## Problem requirements
Return all the entries exactly, keeping pictures out.
* START Input for this task *
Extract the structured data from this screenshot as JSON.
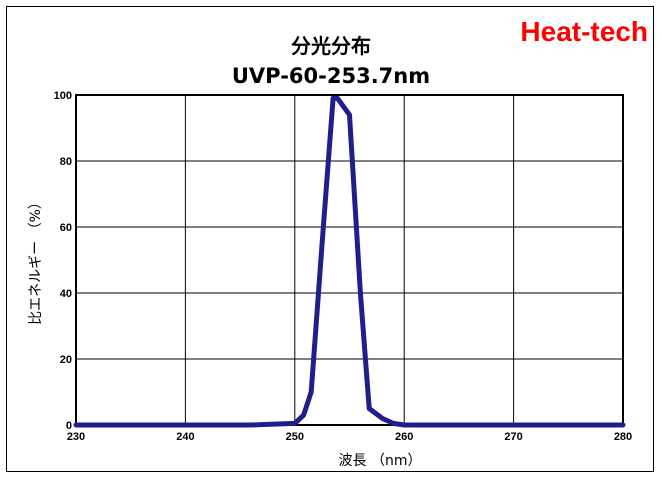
{
  "brand": "Heat-tech",
  "chart_data": {
    "type": "line",
    "title": "分光分布",
    "subtitle": "UVP-60-253.7nm",
    "xlabel": "波長 （nm）",
    "ylabel": "比エネルギー （%）",
    "xlim": [
      230,
      280
    ],
    "ylim": [
      0,
      100
    ],
    "xticks": [
      230,
      240,
      250,
      260,
      270,
      280
    ],
    "yticks": [
      0,
      20,
      40,
      60,
      80,
      100
    ],
    "grid": true,
    "series": [
      {
        "color": "#1f1f8c",
        "x": [
          230,
          246,
          250,
          250.8,
          251.5,
          252.5,
          253.5,
          253.9,
          255,
          256,
          256.8,
          258,
          259,
          260,
          280
        ],
        "y": [
          0,
          0,
          0.5,
          3,
          10,
          55,
          99,
          99,
          94,
          40,
          5,
          2,
          0.5,
          0,
          0
        ]
      }
    ]
  }
}
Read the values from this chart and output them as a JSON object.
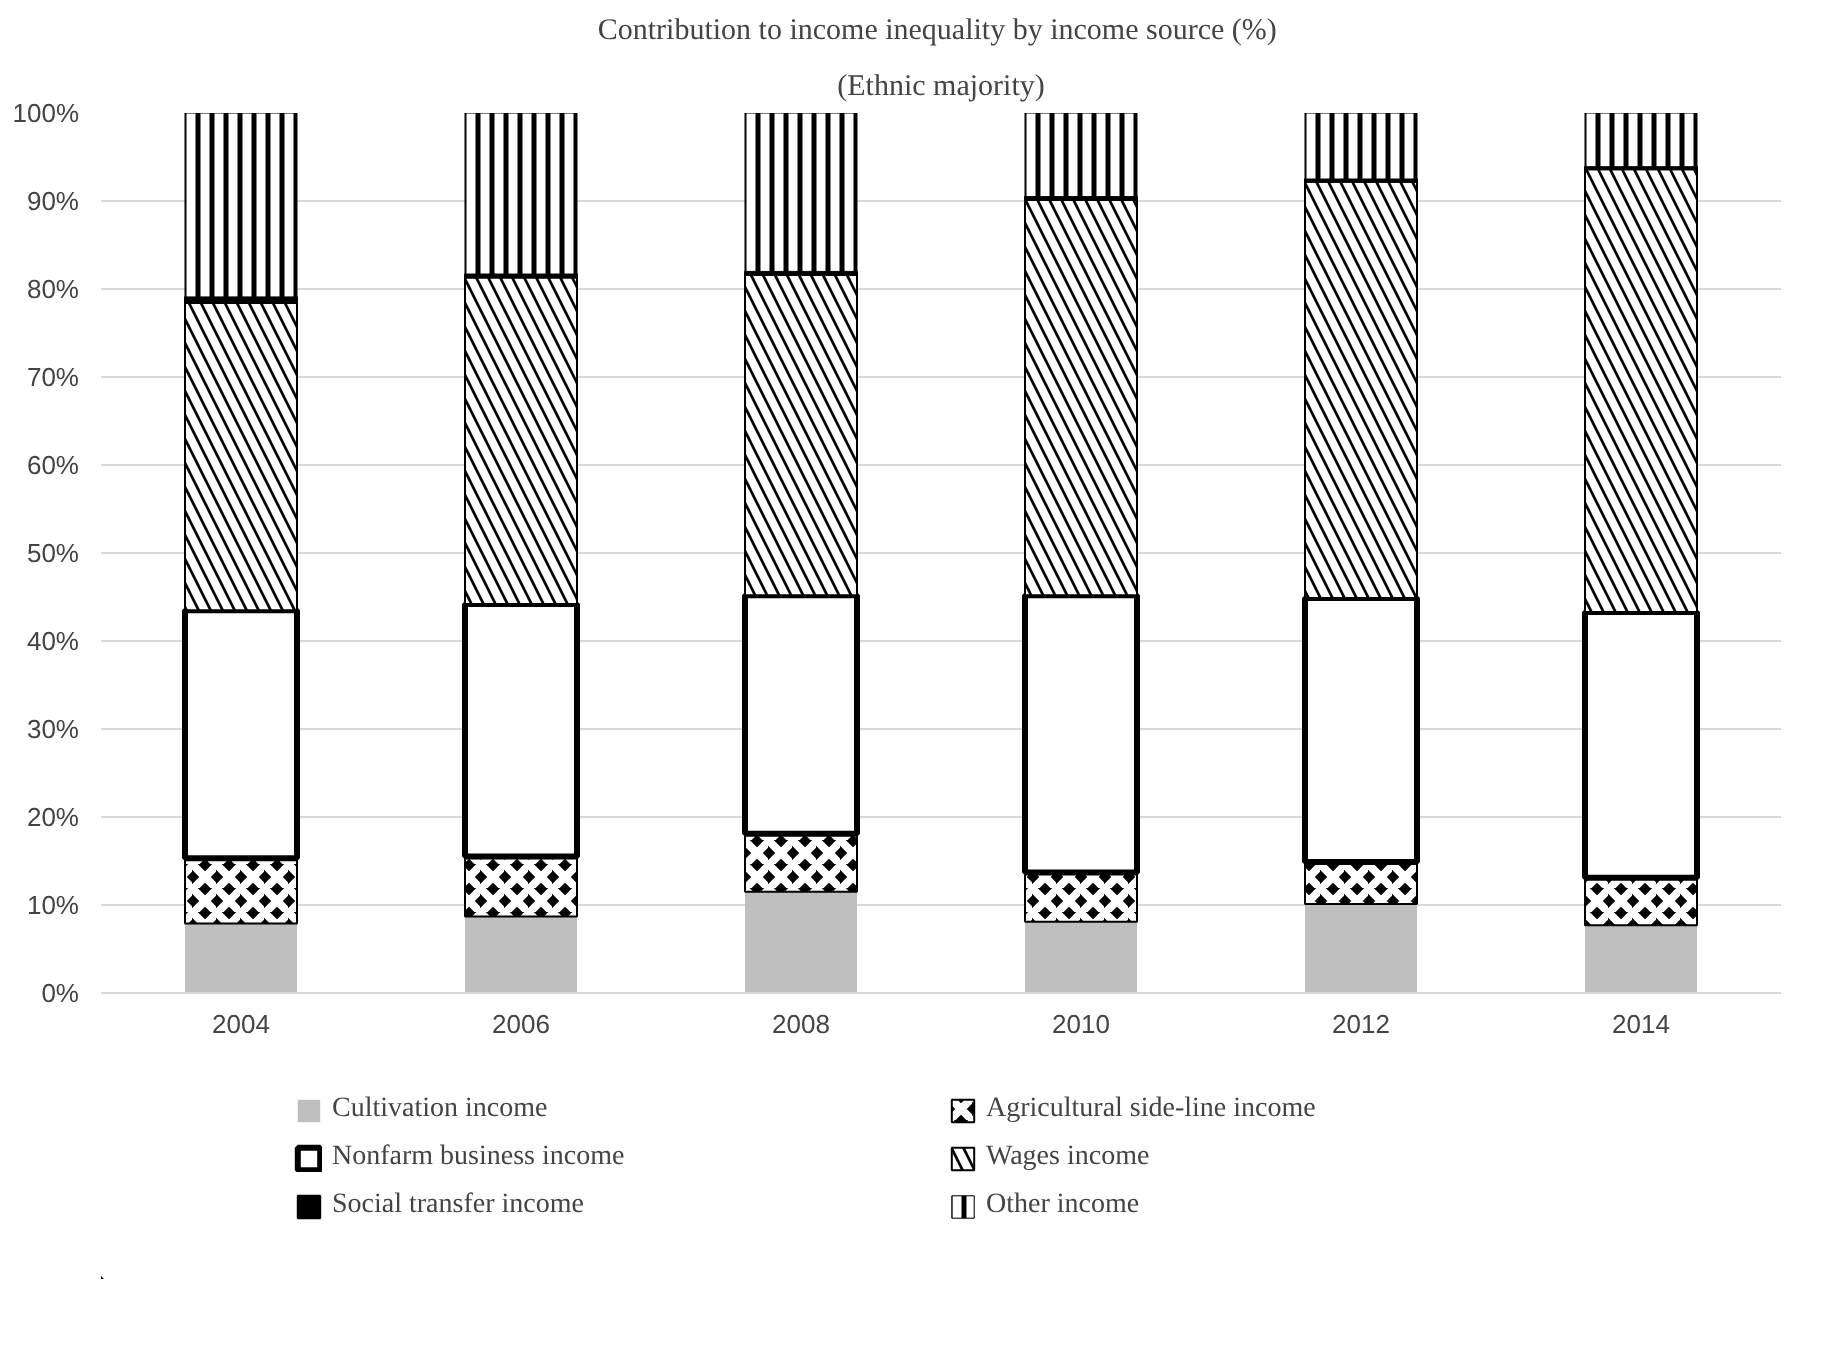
{
  "chart_data": {
    "type": "bar",
    "stacked": true,
    "title": "Contribution to  income inequality by income source (%)",
    "subtitle": "(Ethnic majority)",
    "categories": [
      "2004",
      "2006",
      "2008",
      "2010",
      "2012",
      "2014"
    ],
    "series": [
      {
        "name": "Cultivation income",
        "color": "#bfbfbf",
        "values": [
          7.9,
          8.7,
          11.5,
          8.1,
          10.1,
          7.7
        ]
      },
      {
        "name": "Agricultural side-line income",
        "color": "#000000",
        "values": [
          7.4,
          6.8,
          6.6,
          5.6,
          4.8,
          5.4
        ]
      },
      {
        "name": "Nonfarm business income",
        "color": "#ffffff",
        "values": [
          28.2,
          28.7,
          27.1,
          31.5,
          30.0,
          30.2
        ]
      },
      {
        "name": "Wages income",
        "color": "#000000",
        "values": [
          34.9,
          37.1,
          36.4,
          44.9,
          47.3,
          50.3
        ]
      },
      {
        "name": "Social transfer income",
        "color": "#000000",
        "values": [
          0.7,
          0.4,
          0.4,
          0.4,
          0.3,
          0.3
        ]
      },
      {
        "name": "Other income",
        "color": "#000000",
        "values": [
          20.9,
          18.3,
          18.0,
          9.5,
          7.5,
          6.1
        ]
      }
    ],
    "ylim": [
      0,
      100
    ],
    "yticks": [
      {
        "value": 0,
        "label": "0%"
      },
      {
        "value": 10,
        "label": "10%"
      },
      {
        "value": 20,
        "label": "20%"
      },
      {
        "value": 30,
        "label": "30%"
      },
      {
        "value": 40,
        "label": "40%"
      },
      {
        "value": 50,
        "label": "50%"
      },
      {
        "value": 60,
        "label": "60%"
      },
      {
        "value": 70,
        "label": "70%"
      },
      {
        "value": 80,
        "label": "80%"
      },
      {
        "value": 90,
        "label": "90%"
      },
      {
        "value": 100,
        "label": "100%"
      }
    ],
    "grid": "y",
    "legend": "bottom"
  }
}
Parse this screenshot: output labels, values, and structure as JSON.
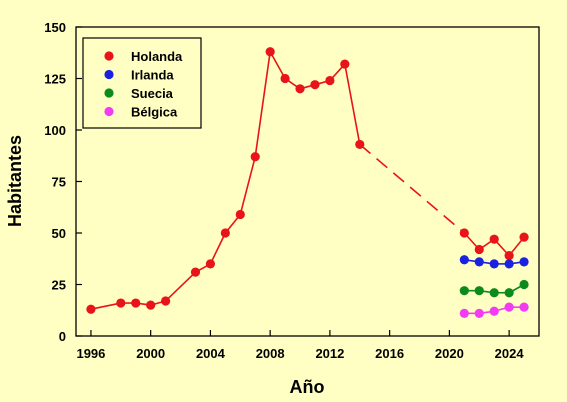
* END Input for this task *
## Result
Extract the structured data from this screenshot as JSON.
{
  "brand": "Heat-tech",
  "chart_data": {
    "type": "line",
    "title": "分光分布",
    "subtitle": "UVP-60-253.7nm",
    "xlabel": "波長 （nm）",
    "ylabel": "比エネルギー （%）",
    "xlim": [
      230,
      280
    ],
    "ylim": [
      0,
      100
    ],
    "xticks": [
      230,
      240,
      250,
      260,
      270,
      280
    ],
    "yticks": [
      0,
      20,
      40,
      60,
      80,
      100
    ],
    "grid": true,
    "series": [
      {
        "color": "#1f1f8c",
        "x": [
          230,
          246,
          250,
          250.8,
          251.5,
          252.5,
          253.5,
          253.9,
          255,
          256,
          256.8,
          258,
          259,
          260,
          280
        ],
        "y": [
          0,
          0,
          0.5,
          3,
          10,
          55,
          99,
          99,
          94,
          40,
          5,
          2,
          0.5,
          0,
          0
        ]
      }
    ]
  }
}
Read the values from this chart and output them as a JSON object.
{
  "chart_data": {
    "type": "bar",
    "stacked": true,
    "title": "Contribution to  income inequality by income source (%)",
    "subtitle": "(Ethnic majority)",
    "categories": [
      "2004",
      "2006",
      "2008",
      "2010",
      "2012",
      "2014"
    ],
    "series": [
      {
        "name": "Cultivation income",
        "color": "#bfbfbf",
        "values": [
          7.9,
          8.7,
          11.5,
          8.1,
          10.1,
          7.7
        ]
      },
      {
        "name": "Agricultural side-line income",
        "color": "#000000",
        "values": [
          7.4,
          6.8,
          6.6,
          5.6,
          4.8,
          5.4
        ]
      },
      {
        "name": "Nonfarm business income",
        "color": "#ffffff",
        "values": [
          28.2,
          28.7,
          27.1,
          31.5,
          30.0,
          30.2
        ]
      },
      {
        "name": "Wages income",
        "color": "#000000",
        "values": [
          34.9,
          37.1,
          36.4,
          44.9,
          47.3,
          50.3
        ]
      },
      {
        "name": "Social transfer income",
        "color": "#000000",
        "values": [
          0.7,
          0.4,
          0.4,
          0.4,
          0.3,
          0.3
        ]
      },
      {
        "name": "Other income",
        "color": "#000000",
        "values": [
          20.9,
          18.3,
          18.0,
          9.5,
          7.5,
          6.1
        ]
      }
    ],
    "ylim": [
      0,
      100
    ],
    "yticks": [
      {
        "value": 0,
        "label": "0%"
      },
      {
        "value": 10,
        "label": "10%"
      },
      {
        "value": 20,
        "label": "20%"
      },
      {
        "value": 30,
        "label": "30%"
      },
      {
        "value": 40,
        "label": "40%"
      },
      {
        "value": 50,
        "label": "50%"
      },
      {
        "value": 60,
        "label": "60%"
      },
      {
        "value": 70,
        "label": "70%"
      },
      {
        "value": 80,
        "label": "80%"
      },
      {
        "value": 90,
        "label": "90%"
      },
      {
        "value": 100,
        "label": "100%"
      }
    ],
    "grid": "y",
    "legend": "bottom"
  }
}
Parse this screenshot: output labels, values, and structure as JSON.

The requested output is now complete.